■ Activities:
- 1) Translate into French the following sentence from the passage below on Cervantes's Persiles y Sigismunda and its stage adaptation: "Count Clodio’s reactions range from amused titillation to rage."
- 2) Continue the passage below on Cervantes's Persiles y Sigismunda and its stage adaptation, starting after its final sentence.

■ Text segment:
In chapters XII and XIII of Book One of Persiles y Sigismunda, Cervantes relates an incident of attempted rape of a new bride. Transila, one of the story’s heroines, is to be forced to have intercourse with her new husband’s male relatives as part of the marriage rites practised in the primitive, far-northern society in which they live. It is the custom of the country, "the worst of all those that are wickedly observed".1 As the first of the predatory brothers approaches her chamber door, Transila bursts forth carrying a spear, "faire as the Sun, but furious like a Lionesse". She passes through the crowd to the shore where she escapes alone, in a boat which she rows out to sea, leaving husband and father behind.

Along with other material from Persiles y Sigismunda, this incident was presented on the Jacobean stage by John Fletcher and Philip Massinger in their play The Custom of the Country, first acted by the King’s Men sometime between 1619, when the source was published, and Fletcher’s death in 1625.2 Cervantes’s scene is so striking and dramatic that one might have expected it to have been ripe for staging, but Fletcher and Massinger make some significant modifications. Their heroine, called Zenocia, is threatened by the local aristocrat, a certain Count Clodio who claims droit de seigneur. She challenges him armed with bow and arrow and backed by her husband and his brother; she escapes in their company. Count Clodio’s reactions range from amused titillation to rage. This transformation typifies the shift in emphasis from Cervantes’s "christian romance"3 to Fletcher and Massinger’s "trashy"4 play. I will be seeking to suggest to what extent that shift originates in the constraints of stagecraft and to what extent in broader issues.

■ Record extracts:
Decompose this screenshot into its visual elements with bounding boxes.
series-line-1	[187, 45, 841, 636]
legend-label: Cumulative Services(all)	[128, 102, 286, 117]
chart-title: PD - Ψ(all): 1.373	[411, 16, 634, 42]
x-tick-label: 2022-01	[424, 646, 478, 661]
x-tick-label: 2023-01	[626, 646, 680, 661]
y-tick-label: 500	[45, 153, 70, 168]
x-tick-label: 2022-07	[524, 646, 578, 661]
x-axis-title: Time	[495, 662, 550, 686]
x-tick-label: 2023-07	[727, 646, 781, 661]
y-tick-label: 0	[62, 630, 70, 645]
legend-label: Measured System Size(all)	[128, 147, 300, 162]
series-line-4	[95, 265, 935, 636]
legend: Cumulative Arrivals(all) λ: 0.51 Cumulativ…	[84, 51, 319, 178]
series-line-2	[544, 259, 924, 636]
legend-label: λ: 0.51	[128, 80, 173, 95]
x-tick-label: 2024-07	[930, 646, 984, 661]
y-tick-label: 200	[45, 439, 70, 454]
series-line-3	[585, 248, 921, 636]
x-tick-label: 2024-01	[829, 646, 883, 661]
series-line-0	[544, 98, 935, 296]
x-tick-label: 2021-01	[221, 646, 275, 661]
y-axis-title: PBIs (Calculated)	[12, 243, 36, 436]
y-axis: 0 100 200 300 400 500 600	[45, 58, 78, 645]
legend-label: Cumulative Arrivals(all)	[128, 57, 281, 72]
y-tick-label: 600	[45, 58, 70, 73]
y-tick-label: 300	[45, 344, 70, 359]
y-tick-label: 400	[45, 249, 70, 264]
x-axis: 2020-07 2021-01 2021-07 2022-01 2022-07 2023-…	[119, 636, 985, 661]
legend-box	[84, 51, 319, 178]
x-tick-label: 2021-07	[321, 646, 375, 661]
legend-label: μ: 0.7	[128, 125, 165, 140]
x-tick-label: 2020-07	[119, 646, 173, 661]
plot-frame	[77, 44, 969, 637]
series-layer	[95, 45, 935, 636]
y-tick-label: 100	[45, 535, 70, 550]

■ Results in order:
- 1) Les réactions du comte Clodio vont d'une titillation amusée à la rage.

- 2)
Persiles y Sigismunda is the story of a pilgrimage, made by two royal lovers in disguise from their "barbaric" northern kingdoms to Rome, where all problems are resolved and they are fully received into the Catholic church. During their travels they suffer many misadventures and collect a variety of companions, including Transila and, eventually, her husband and father. The first two of the four books are set roughly in the area of Scandinavia and the North Sea and are full of myth and the marvellous : witches fly on magic cloaks, werewolves are a travellers’ hazard, horses leap from cliffs without injury; knights die for love, pirates duel on the ice, lovers live as hermits and the king of Orkney’s palace is consumed in flames by the power of love. The third and fourth books, which take the pilgrims by land from Lisbon to Rome, are more firmly located in recent history and are more willing to provide a rational explanation for the unexpected and the unlikely; thus when a woman is thrown from a tower and lands unharmed, it is because the skirts of her farthingale have billowed out and saved her. Among the tales recounted in Book III is that of a Polish traveller to Lisbon who accidentally kills a stranger in a street brawl. He flees into a nearby house to escape pursuit and is promised shelter by the lady who lives there; but immediately after him come his pursuers, with the body of his victim, the son of his protectress. She honours her promise of hospitality and shields him, but charges him never to let her know who he is. He leaves and does not see her again.

The Custom of the Country takes two of its major plot strands from Persiles y Sigismunda: the flight from marriage-ceremony rape and the noble lady of Lisbon; and it adds further complications. Zenocia is the Transila-figure; as we have noted, she escapes with her husband and his brother Rutilio, who is all in favour of the "custom of the country" as long as it does not involve his sister-in-law. Before they can reach safety in Lisbon, they are captured by Leopold, a pirate, and Zenocia is given as a gift to Hippolita, whom Leopold is unsuccessfully courting. Arnoldo and Rutilio swim ashore, where Arnoldo is lured into the house of Hippolita, who is besotted with him. Rutilio follows the street-brawl/noble hostess action of Persiles y Sigismunda’s Polish traveller, with the exception that the son (Duarte) recovers and Rutilio eventually marries the mother (Guiomar). Meanwhile, Hippolita in her attempts to seduce Arnoldo first falsely accuses him of theft, then when she discovers she has a rival suborns a witch to kill Zenocia, desisting only when she realised that Arnoldo will die of grief (this, too, is lifted from Persiles y Sigismunda). The plots are concluded by the arrival in Lisbon of count Clodio, who has now reformed and devotes his life to chastity.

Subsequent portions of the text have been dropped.